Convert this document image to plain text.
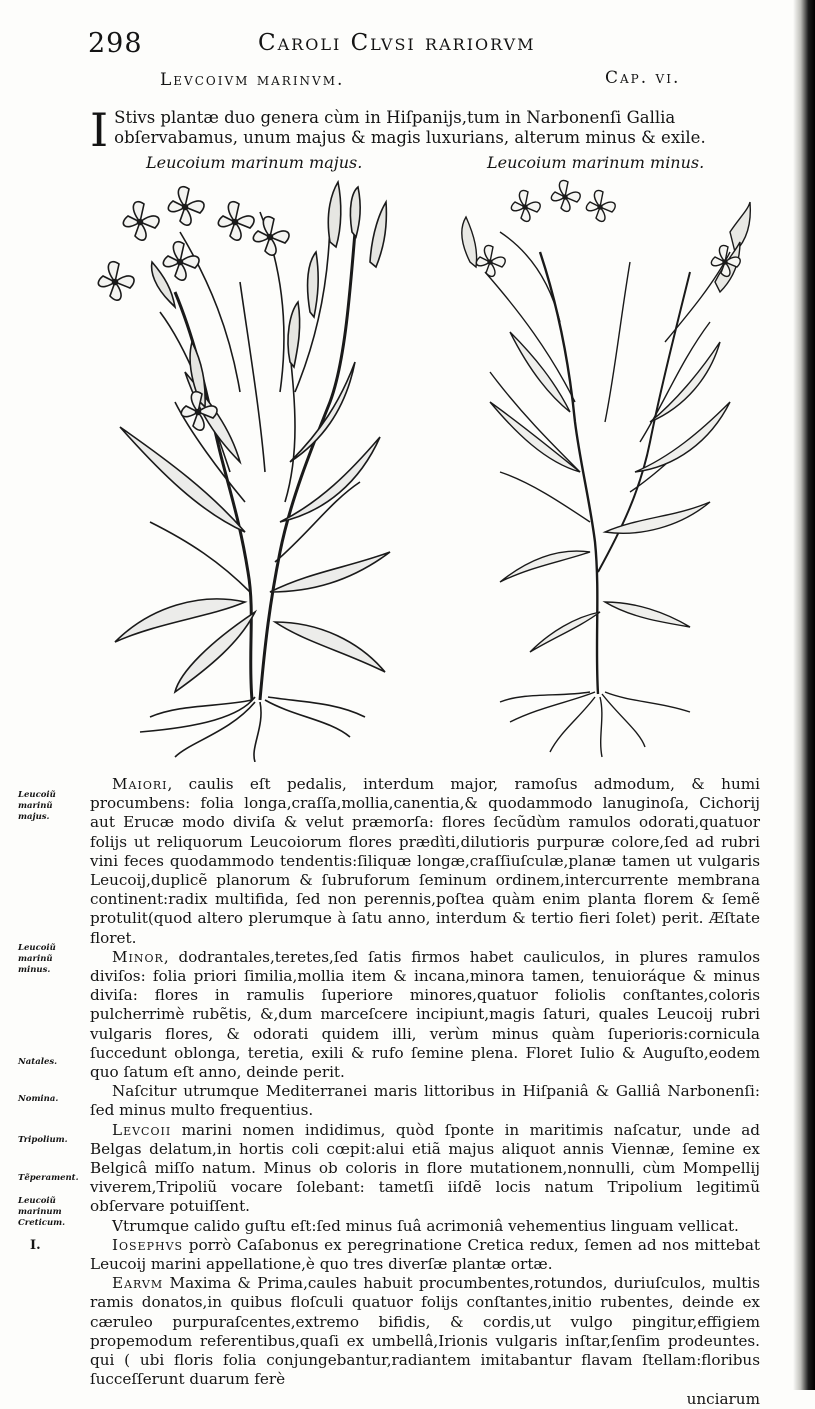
298	Caroli Clvsi rariorvm
Levcoivm marinvm.	Cap. vi.
I Stivs plantæ duo genera cùm in Hiſpanijs,tum in Narbonenſi Gallia obſervabamus, unum majus & magis luxurians, alterum minus & exile.
Leucoium marinum majus.	Leucoium marinum minus.
Leucoiũ marinũ majus.
Leucoiũ marinũ minus.
Natales.
Nomina.
Tripolium.
Tẽperament.
Leucoiũ marinum Creticum.
I.

Maiori, caulis eſt pedalis, interdum major, ramoſus admodum, & humi procumbens: folia longa,craſſa,mollia,canentia,& quodammodo lanuginoſa, Cichorij aut Erucæ modo diviſa & velut præmorſa: flores ſecũdùm ramulos odorati,quatuor folijs ut reliquorum Leucoiorum flores prædìti,dilutioris purpuræ colore,ſed ad rubri vini feces quodammodo tendentis:ſiliquæ longæ,craſſiuſculæ,planæ tamen ut vulgaris Leucoij,duplicẽ planorum & ſubruforum ſeminum ordinem,intercurrente membrana continent:radix multifida, ſed non perennis,poſtea quàm enim planta florem & ſemẽ protulit(quod altero plerumque à ſatu anno, interdum & tertio fieri ſolet) perit. Æſtate floret.

Minor, dodrantales,teretes,ſed ſatis firmos habet cauliculos, in plures ramulos diviſos: folia priori ſimilia,mollia item & incana,minora tamen, tenuioráque & minus diviſa: flores in ramulis ſuperiore minores,quatuor foliolis conſtantes,coloris pulcherrimè rubẽtis, &,dum marceſcere incipiunt,magis ſaturi, quales Leucoij rubri vulgaris flores, & odorati quidem illi, verùm minus quàm ſuperioris:cornicula ſuccedunt oblonga, teretia, exili & rufo ſemine plena. Floret Iulio & Auguſto,eodem quo ſatum eſt anno, deinde perit.

Naſcitur utrumque Mediterranei maris littoribus in Hiſpaniâ & Galliâ Narbonenſi: ſed minus multo frequentius.

Levcoii marini nomen indidimus, quòd ſponte in maritimis naſcatur, unde ad Belgas delatum,in hortis coli cœpit:alui etiã majus aliquot annis Viennæ, ſemine ex Belgicâ miſſo natum. Minus ob coloris in flore mutationem,nonnulli, cùm Mompellij viverem,Tripoliũ vocare ſolebant: tametſi iiſdẽ locis natum Tripolium legitimũ obſervare potuiſſent.

Vtrumque calido guſtu eſt:ſed minus ſuâ acrimoniâ vehementius linguam vellicat.

Iosephvs porrò Caſabonus ex peregrinatione Cretica redux, ſemen ad nos mittebat Leucoij marini appellatione,è quo tres diverſæ plantæ ortæ.

Earvm Maxima & Prima,caules habuit procumbentes,rotundos, duriuſculos, multis ramis donatos,in quibus floſculi quatuor folijs conſtantes,initio rubentes, deinde ex cæruleo purpuraſcentes,extremo bifidis, & cordis,ut vulgo pingitur,effigiem propemodum referentibus,quaſi ex umbellâ,Irionis vulgaris inſtar,ſenſim prodeuntes. qui ( ubi floris folia conjungebantur,radiantem imitabantur flavam ſtellam:floribus ſucceſſerunt duarum ferè

unciarum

* _BRIEF_:
Print each of the records above exactly as written, leaving no picture in the copy.

* _WRITTEN SOLUTION_:
Convert this document image to plain text.
298	Caroli Clvsi rariorvm
Levcoivm marinvm.	Cap. vi.
I Stivs plantæ duo genera cùm in Hiſpanijs,tum in Narbonenſi Gallia obſervabamus, unum majus & magis luxurians, alterum minus & exile.
Leucoium marinum majus.	Leucoium marinum minus.
Leucoiũ marinũ majus.
Leucoiũ marinũ minus.
Natales.
Nomina.
Tripolium.
Tẽperament.
Leucoiũ marinum Creticum.
I.

Maiori, caulis eſt pedalis, interdum major, ramoſus admodum, & humi procumbens: folia longa,craſſa,mollia,canentia,& quodammodo lanuginoſa, Cichorij aut Erucæ modo diviſa & velut præmorſa: flores ſecũdùm ramulos odorati,quatuor folijs ut reliquorum Leucoiorum flores prædìti,dilutioris purpuræ colore,ſed ad rubri vini feces quodammodo tendentis:ſiliquæ longæ,craſſiuſculæ,planæ tamen ut vulgaris Leucoij,duplicẽ planorum & ſubruforum ſeminum ordinem,intercurrente membrana continent:radix multifida, ſed non perennis,poſtea quàm enim planta florem & ſemẽ protulit(quod altero plerumque à ſatu anno, interdum & tertio fieri ſolet) perit. Æſtate floret.

Minor, dodrantales,teretes,ſed ſatis firmos habet cauliculos, in plures ramulos diviſos: folia priori ſimilia,mollia item & incana,minora tamen, tenuioráque & minus diviſa: flores in ramulis ſuperiore minores,quatuor foliolis conſtantes,coloris pulcherrimè rubẽtis, &,dum marceſcere incipiunt,magis ſaturi, quales Leucoij rubri vulgaris flores, & odorati quidem illi, verùm minus quàm ſuperioris:cornicula ſuccedunt oblonga, teretia, exili & rufo ſemine plena. Floret Iulio & Auguſto,eodem quo ſatum eſt anno, deinde perit.

Naſcitur utrumque Mediterranei maris littoribus in Hiſpaniâ & Galliâ Narbonenſi: ſed minus multo frequentius.

Levcoii marini nomen indidimus, quòd ſponte in maritimis naſcatur, unde ad Belgas delatum,in hortis coli cœpit:alui etiã majus aliquot annis Viennæ, ſemine ex Belgicâ miſſo natum. Minus ob coloris in flore mutationem,nonnulli, cùm Mompellij viverem,Tripoliũ vocare ſolebant: tametſi iiſdẽ locis natum Tripolium legitimũ obſervare potuiſſent.

Vtrumque calido guſtu eſt:ſed minus ſuâ acrimoniâ vehementius linguam vellicat.

Iosephvs porrò Caſabonus ex peregrinatione Cretica redux, ſemen ad nos mittebat Leucoij marini appellatione,è quo tres diverſæ plantæ ortæ.

Earvm Maxima & Prima,caules habuit procumbentes,rotundos, duriuſculos, multis ramis donatos,in quibus floſculi quatuor folijs conſtantes,initio rubentes, deinde ex cæruleo purpuraſcentes,extremo bifidis, & cordis,ut vulgo pingitur,effigiem propemodum referentibus,quaſi ex umbellâ,Irionis vulgaris inſtar,ſenſim prodeuntes. qui ( ubi floris folia conjungebantur,radiantem imitabantur flavam ſtellam:floribus ſucceſſerunt duarum ferè

unciarum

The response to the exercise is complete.